── Given entries
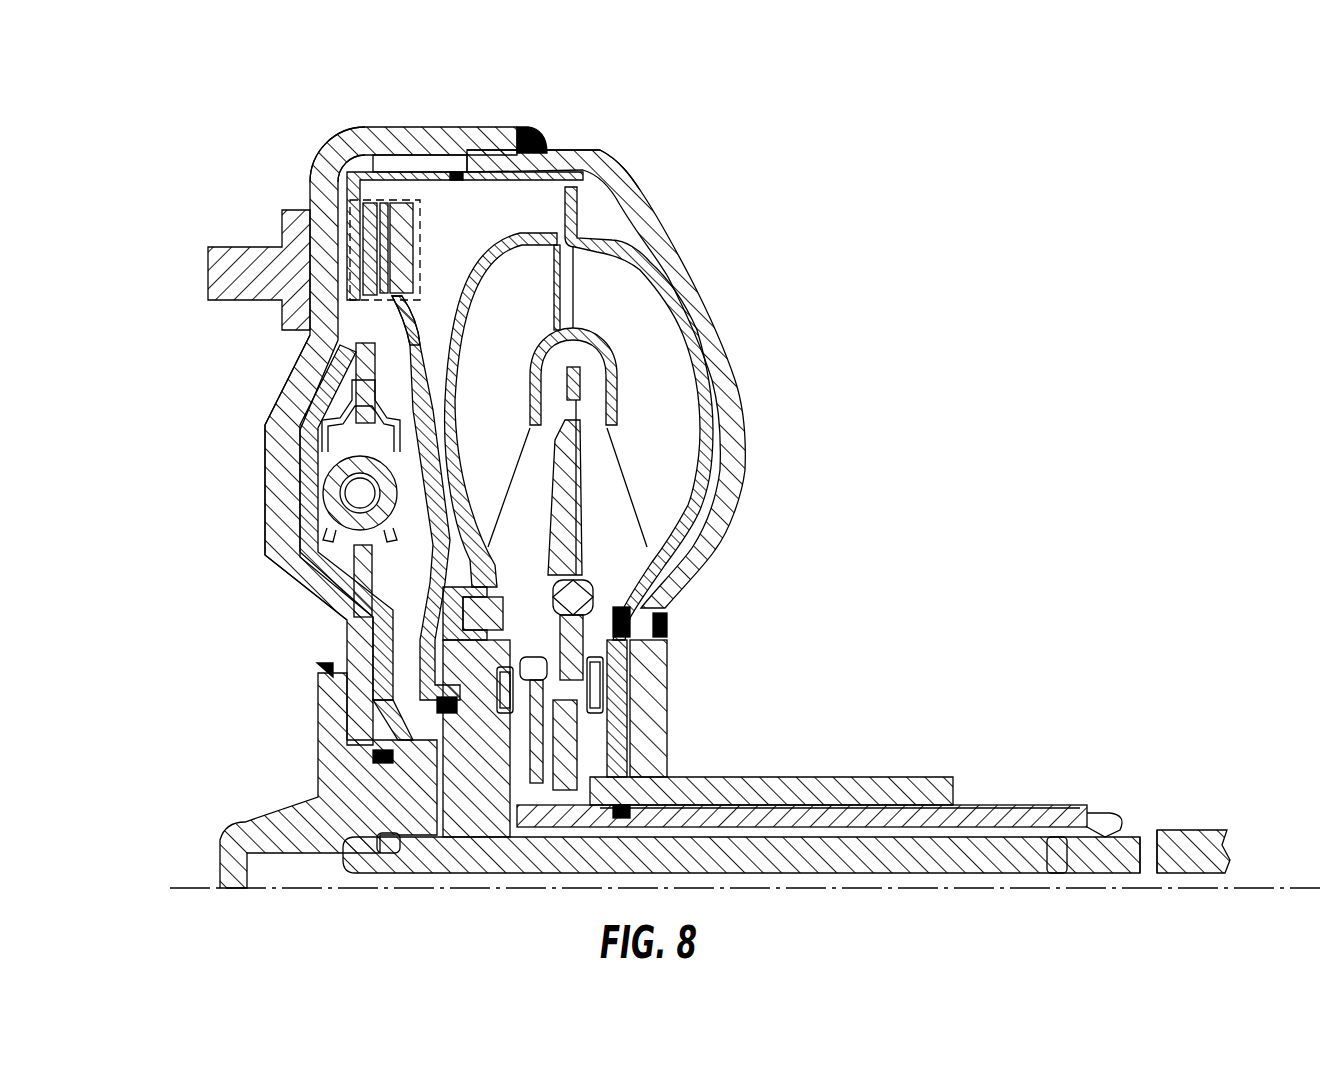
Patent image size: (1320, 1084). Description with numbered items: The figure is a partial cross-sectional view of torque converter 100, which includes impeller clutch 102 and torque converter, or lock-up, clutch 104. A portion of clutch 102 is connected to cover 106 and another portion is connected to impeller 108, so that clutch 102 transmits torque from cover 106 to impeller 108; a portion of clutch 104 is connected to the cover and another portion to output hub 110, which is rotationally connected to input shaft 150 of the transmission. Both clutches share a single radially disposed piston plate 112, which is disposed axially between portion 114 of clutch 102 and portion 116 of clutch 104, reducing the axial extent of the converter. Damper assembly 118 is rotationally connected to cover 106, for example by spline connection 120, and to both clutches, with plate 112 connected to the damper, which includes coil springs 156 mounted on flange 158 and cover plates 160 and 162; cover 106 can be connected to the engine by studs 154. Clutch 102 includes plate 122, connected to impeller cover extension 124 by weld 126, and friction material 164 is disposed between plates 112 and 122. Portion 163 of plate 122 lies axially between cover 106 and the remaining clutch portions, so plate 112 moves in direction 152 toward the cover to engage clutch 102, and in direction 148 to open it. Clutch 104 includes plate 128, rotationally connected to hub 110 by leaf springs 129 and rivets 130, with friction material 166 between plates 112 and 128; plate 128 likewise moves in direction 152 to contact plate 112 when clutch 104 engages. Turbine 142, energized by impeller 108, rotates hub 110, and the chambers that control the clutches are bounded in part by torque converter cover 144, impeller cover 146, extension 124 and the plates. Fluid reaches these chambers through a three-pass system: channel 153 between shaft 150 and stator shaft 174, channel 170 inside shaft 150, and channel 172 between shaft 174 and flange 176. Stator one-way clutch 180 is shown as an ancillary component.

The torque converter 100 is at (1082, 260).
The impeller clutch 102 is at (360, 157).
The torque converter clutch 104 is at (393, 153).
The cover 106 is at (293, 402).
The impeller 108 is at (657, 336).
The output hub 110 is at (480, 820).
The plate 112 is at (318, 553).
The portion 114 is at (343, 163).
The portion 116 is at (400, 200).
The damper assembly 118 is at (320, 513).
The spline connection 120 is at (400, 773).
The plate 122 is at (367, 230).
The impeller cover extension 124 is at (587, 150).
The weld 126 is at (530, 123).
The plate 128 is at (416, 313).
The leaf springs 129 is at (413, 560).
The rivets 130 is at (503, 613).
The turbine 142 is at (545, 317).
The torque converter cover 144 is at (702, 292).
The impeller cover 146 is at (706, 362).
The direction 148 is at (987, 593).
The input shaft 150 is at (1133, 850).
The direction 152 is at (912, 637).
The channel 153 is at (797, 833).
The studs 154 is at (207, 277).
The coil springs 156 is at (322, 495).
The flange 158 is at (377, 690).
The cover plate 160 is at (340, 437).
The cover plate 162 is at (392, 418).
The portion 163 is at (357, 280).
The friction material 164 is at (367, 238).
The friction material 166 is at (418, 340).
The channel 170 is at (1180, 903).
The channel 172 is at (813, 815).
The stator shaft 174 is at (822, 822).
The flange 176 is at (750, 787).
The stator one-way clutch 180 is at (617, 693).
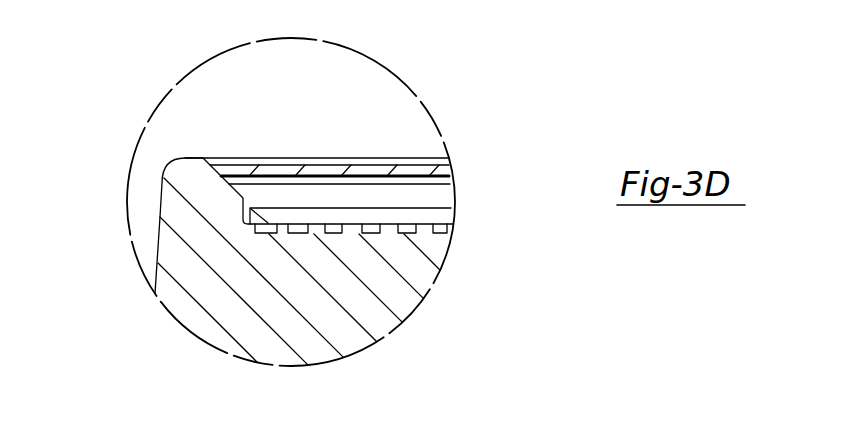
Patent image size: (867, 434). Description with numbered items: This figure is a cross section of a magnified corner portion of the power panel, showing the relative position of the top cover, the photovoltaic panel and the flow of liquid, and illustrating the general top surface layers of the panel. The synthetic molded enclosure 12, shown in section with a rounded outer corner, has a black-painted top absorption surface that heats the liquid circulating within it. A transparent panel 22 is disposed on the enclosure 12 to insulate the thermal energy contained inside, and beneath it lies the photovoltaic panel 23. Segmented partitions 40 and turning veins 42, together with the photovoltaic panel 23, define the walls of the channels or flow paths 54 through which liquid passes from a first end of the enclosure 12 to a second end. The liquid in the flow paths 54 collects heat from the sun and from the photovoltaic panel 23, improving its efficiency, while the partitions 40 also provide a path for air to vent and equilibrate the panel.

The enclosure 12 is at (157, 235).
The transparent panel 22 is at (448, 164).
The photovoltaic panel 23 is at (448, 215).
The turning veins 42 is at (372, 233).
The segmented partitions 40 is at (298, 230).
The flow paths 54 is at (338, 230).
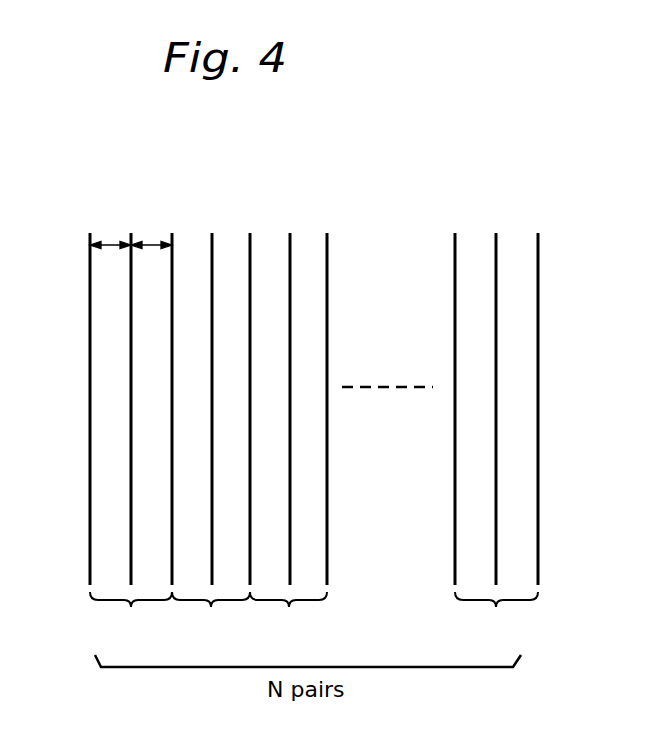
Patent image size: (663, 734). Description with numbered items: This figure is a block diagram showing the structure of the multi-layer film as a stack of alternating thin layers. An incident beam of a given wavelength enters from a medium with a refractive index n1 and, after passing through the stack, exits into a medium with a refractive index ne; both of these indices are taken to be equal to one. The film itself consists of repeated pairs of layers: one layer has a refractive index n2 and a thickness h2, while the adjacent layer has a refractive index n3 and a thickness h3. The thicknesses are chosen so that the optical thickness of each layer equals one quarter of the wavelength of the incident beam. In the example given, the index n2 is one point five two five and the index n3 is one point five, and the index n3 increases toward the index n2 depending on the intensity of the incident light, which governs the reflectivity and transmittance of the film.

The refractive index of incident medium n1 is at (49, 387).
The refractive index of first layer n2 is at (286, 410).
The refractive index of second layer n3 is at (327, 410).
The refractive index of exit medium ne is at (570, 387).
The thickness of first layer h2 is at (110, 235).
The thickness of second layer h3 is at (151, 235).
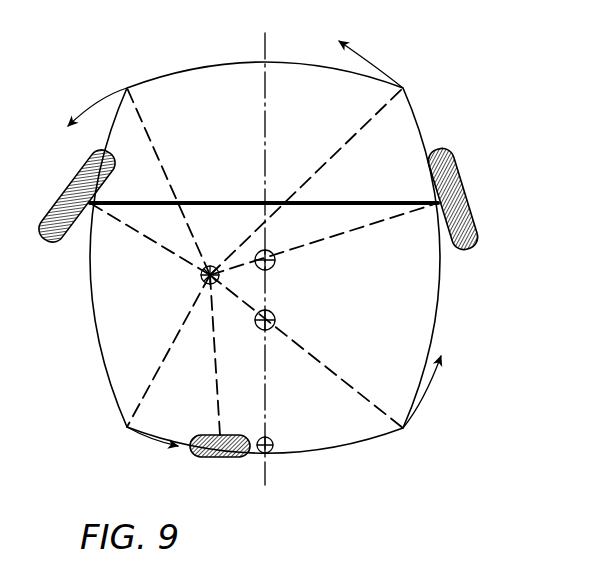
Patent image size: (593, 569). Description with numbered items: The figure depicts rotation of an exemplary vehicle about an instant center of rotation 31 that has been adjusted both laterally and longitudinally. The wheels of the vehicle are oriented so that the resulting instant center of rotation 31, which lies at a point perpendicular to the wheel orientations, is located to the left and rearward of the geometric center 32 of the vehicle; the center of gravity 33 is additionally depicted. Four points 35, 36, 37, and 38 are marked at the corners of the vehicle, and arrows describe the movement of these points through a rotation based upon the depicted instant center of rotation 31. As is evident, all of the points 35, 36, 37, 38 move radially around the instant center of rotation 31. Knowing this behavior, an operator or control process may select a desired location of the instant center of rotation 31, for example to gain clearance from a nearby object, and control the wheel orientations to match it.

The instant center of rotation 31 is at (216, 284).
The geometric center 32 is at (275, 262).
The center of gravity 33 is at (267, 330).
The point 35 is at (127, 88).
The point 36 is at (403, 88).
The point 37 is at (403, 428).
The point 38 is at (127, 427).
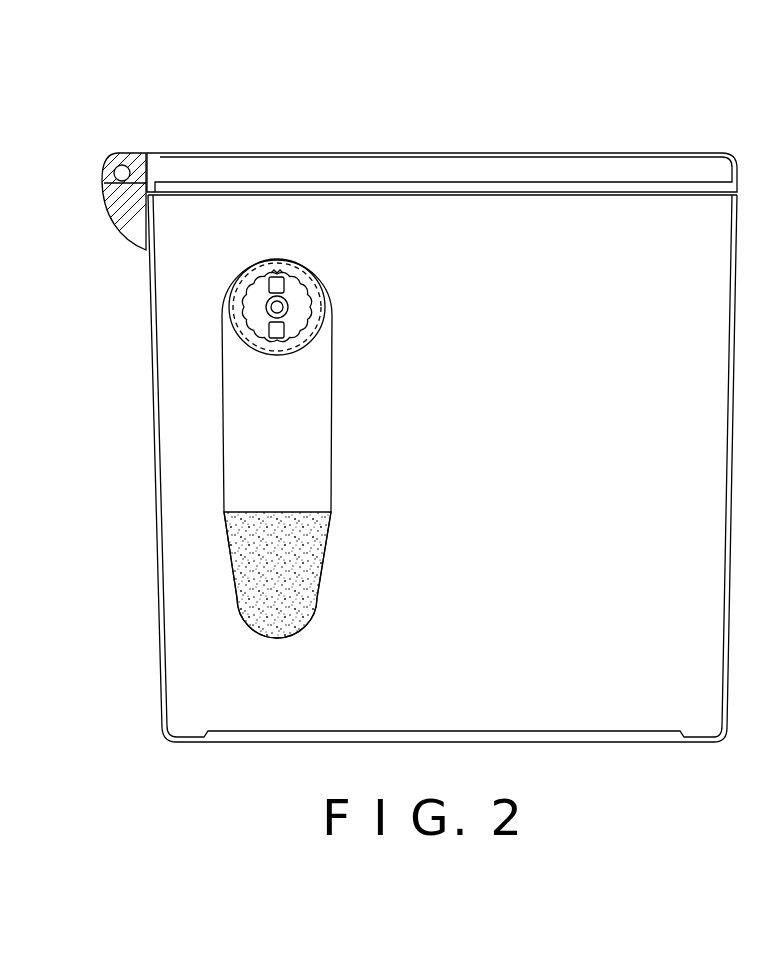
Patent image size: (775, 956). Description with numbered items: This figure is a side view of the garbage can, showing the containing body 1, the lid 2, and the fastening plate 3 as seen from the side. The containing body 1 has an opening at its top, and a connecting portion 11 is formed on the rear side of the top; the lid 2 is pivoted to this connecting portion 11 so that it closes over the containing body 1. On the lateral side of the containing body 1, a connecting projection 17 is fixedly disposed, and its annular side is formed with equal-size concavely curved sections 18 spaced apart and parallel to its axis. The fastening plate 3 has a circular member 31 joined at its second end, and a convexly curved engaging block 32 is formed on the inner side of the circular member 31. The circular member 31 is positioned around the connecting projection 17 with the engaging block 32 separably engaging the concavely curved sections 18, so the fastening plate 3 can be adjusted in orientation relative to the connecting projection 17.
────
Quote every entry above word for word, leaving out the pictures.

**Solution to the problem:**
Patent image size: (1320, 1084). Description with numbered items: The figure is a partial cross-sectional view of torque converter 100, which includes impeller clutch 102 and torque converter, or lock-up, clutch 104. A portion of clutch 102 is connected to cover 106 and another portion is connected to impeller 108, so that clutch 102 transmits torque from cover 106 to impeller 108; a portion of clutch 104 is connected to the cover and another portion to output hub 110, which is rotationally connected to input shaft 150 of the transmission. Both clutches share a single radially disposed piston plate 112, which is disposed axially between portion 114 of clutch 102 and portion 116 of clutch 104, reducing the axial extent of the converter. Damper assembly 118 is rotationally connected to cover 106, for example by spline connection 120, and to both clutches, with plate 112 connected to the damper, which includes coil springs 156 mounted on flange 158 and cover plates 160 and 162; cover 106 can be connected to the engine by studs 154. Clutch 102 includes plate 122, connected to impeller cover extension 124 by weld 126, and friction material 164 is disposed between plates 112 and 122. Portion 163 of plate 122 lies axially between cover 106 and the remaining clutch portions, so plate 112 moves in direction 152 toward the cover to engage clutch 102, and in direction 148 to open it. Clutch 104 includes plate 128, rotationally connected to hub 110 by leaf springs 129 and rivets 130, with friction material 166 between plates 112 and 128; plate 128 likewise moves in direction 152 to contact plate 112 when clutch 104 engages. Turbine 142, energized by impeller 108, rotates hub 110, and the chambers that control the clutches are bounded in part by torque converter cover 144, impeller cover 146, extension 124 and the plates. Fluid reaches these chambers through a three-pass system: channel 153 between shaft 150 and stator shaft 174, channel 170 inside shaft 150, and channel 172 between shaft 174 and flange 176. Stator one-way clutch 180 is shown as an ancillary component.

The torque converter 100 is at (1082, 260).
The impeller clutch 102 is at (360, 157).
The torque converter clutch 104 is at (393, 153).
The cover 106 is at (293, 402).
The impeller 108 is at (657, 336).
The output hub 110 is at (480, 820).
The plate 112 is at (318, 553).
The portion 114 is at (343, 163).
The portion 116 is at (400, 200).
The damper assembly 118 is at (320, 513).
The spline connection 120 is at (400, 773).
The plate 122 is at (367, 230).
The impeller cover extension 124 is at (587, 150).
The weld 126 is at (530, 123).
The plate 128 is at (416, 313).
The leaf springs 129 is at (413, 560).
The rivets 130 is at (503, 613).
The turbine 142 is at (545, 317).
The torque converter cover 144 is at (702, 292).
The impeller cover 146 is at (706, 362).
The direction 148 is at (987, 593).
The input shaft 150 is at (1133, 850).
The direction 152 is at (912, 637).
The channel 153 is at (797, 833).
The studs 154 is at (207, 277).
The coil springs 156 is at (322, 495).
The flange 158 is at (377, 690).
The cover plate 160 is at (340, 437).
The cover plate 162 is at (392, 418).
The portion 163 is at (357, 280).
The friction material 164 is at (367, 238).
The friction material 166 is at (418, 340).
The channel 170 is at (1180, 903).
The channel 172 is at (813, 815).
The stator shaft 174 is at (822, 822).
The flange 176 is at (750, 787).
The stator one-way clutch 180 is at (617, 693).
Patent image size: (867, 434). Description with numbered items: This figure is a cross section of a magnified corner portion of the power panel, showing the relative position of the top cover, the photovoltaic panel and the flow of liquid, and illustrating the general top surface layers of the panel. The synthetic molded enclosure 12, shown in section with a rounded outer corner, has a black-painted top absorption surface that heats the liquid circulating within it. A transparent panel 22 is disposed on the enclosure 12 to insulate the thermal energy contained inside, and beneath it lies the photovoltaic panel 23. Segmented partitions 40 and turning veins 42, together with the photovoltaic panel 23, define the walls of the channels or flow paths 54 through which liquid passes from a first end of the enclosure 12 to a second end. The liquid in the flow paths 54 collects heat from the sun and from the photovoltaic panel 23, improving its efficiency, while the partitions 40 also provide a path for air to vent and equilibrate the panel.

The enclosure 12 is at (157, 235).
The transparent panel 22 is at (448, 164).
The photovoltaic panel 23 is at (448, 215).
The turning veins 42 is at (372, 233).
The segmented partitions 40 is at (298, 230).
The flow paths 54 is at (338, 230).
Patent image size: (663, 734). Description with numbered items: This figure is a block diagram showing the structure of the multi-layer film as a stack of alternating thin layers. An incident beam of a given wavelength enters from a medium with a refractive index n1 and, after passing through the stack, exits into a medium with a refractive index ne; both of these indices are taken to be equal to one. The film itself consists of repeated pairs of layers: one layer has a refractive index n2 and a thickness h2, while the adjacent layer has a refractive index n3 and a thickness h3. The thicknesses are chosen so that the optical thickness of each layer equals one quarter of the wavelength of the incident beam. In the example given, the index n2 is one point five two five and the index n3 is one point five, and the index n3 increases toward the index n2 depending on the intensity of the incident light, which governs the reflectivity and transmittance of the film.

The refractive index of incident medium n1 is at (49, 387).
The refractive index of first layer n2 is at (286, 410).
The refractive index of second layer n3 is at (327, 410).
The refractive index of exit medium ne is at (570, 387).
The thickness of first layer h2 is at (110, 235).
The thickness of second layer h3 is at (151, 235).
Patent image size: (593, 569). Description with numbered items: The figure depicts rotation of an exemplary vehicle about an instant center of rotation 31 that has been adjusted both laterally and longitudinally. The wheels of the vehicle are oriented so that the resulting instant center of rotation 31, which lies at a point perpendicular to the wheel orientations, is located to the left and rearward of the geometric center 32 of the vehicle; the center of gravity 33 is additionally depicted. Four points 35, 36, 37, and 38 are marked at the corners of the vehicle, and arrows describe the movement of these points through a rotation based upon the depicted instant center of rotation 31. As is evident, all of the points 35, 36, 37, 38 move radially around the instant center of rotation 31. Knowing this behavior, an operator or control process may select a desired location of the instant center of rotation 31, for example to gain clearance from a nearby object, and control the wheel orientations to match it.

The instant center of rotation 31 is at (216, 284).
The geometric center 32 is at (275, 262).
The center of gravity 33 is at (267, 330).
The point 35 is at (127, 88).
The point 36 is at (403, 88).
The point 37 is at (403, 428).
The point 38 is at (127, 427).
Patent image size: (775, 956). Description with numbered items: This figure is a side view of the garbage can, showing the containing body 1, the lid 2, and the fastening plate 3 as seen from the side. The containing body 1 has an opening at its top, and a connecting portion 11 is formed on the rear side of the top; the lid 2 is pivoted to this connecting portion 11 so that it closes over the containing body 1. On the lateral side of the containing body 1, a connecting projection 17 is fixedly disposed, and its annular side is formed with equal-size concavely curved sections 18 spaced apart and parallel to its axis. The fastening plate 3 has a circular member 31 joined at its second end, and a convexly curved engaging block 32 is formed on the inner side of the circular member 31. The circular member 31 is positioned around the connecting projection 17 with the engaging block 32 separably engaging the concavely curved sections 18, so the fastening plate 3 can be adjusted in orientation relative to the connecting projection 17.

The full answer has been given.